_What this task involves_:
In the listing below, pick out lines with "entanglement".

^^^^^^^^^^^^^^^^

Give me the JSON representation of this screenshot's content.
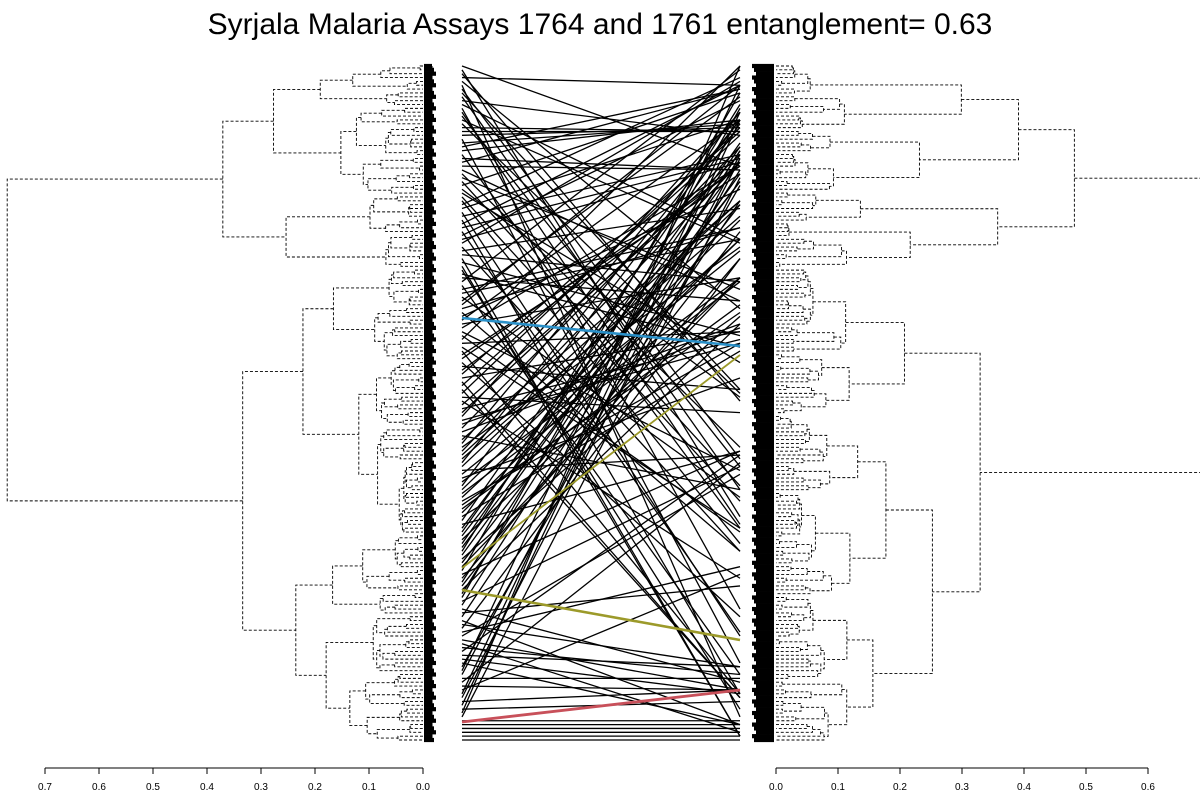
{
  "chart_data": {
    "type": "tanglegram",
    "title": "Syrjala Malaria Assays 1764 and 1761 entanglement= 0.63",
    "entanglement": 0.63,
    "left_axis": {
      "ticks": [
        0.7,
        0.6,
        0.5,
        0.4,
        0.3,
        0.2,
        0.1,
        0.0
      ],
      "range": [
        0.7,
        0.0
      ]
    },
    "right_axis": {
      "ticks": [
        0.0,
        0.1,
        0.2,
        0.3,
        0.4,
        0.5,
        0.6
      ],
      "range": [
        0.0,
        0.6
      ]
    },
    "leaf_count": 176,
    "line_style": {
      "branches": "dashed",
      "connectors": "solid"
    },
    "highlight_colors": {
      "default": "#000000",
      "blue": "#2a90c8",
      "olive": "#9c9a2a",
      "red": "#c8505a"
    }
  }
}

^^^^^^^^^^^^^^^^

_Task output_:
    "title": "Syrjala Malaria Assays 1764 and 1761 entanglement= 0.63",
    "entanglement": 0.63,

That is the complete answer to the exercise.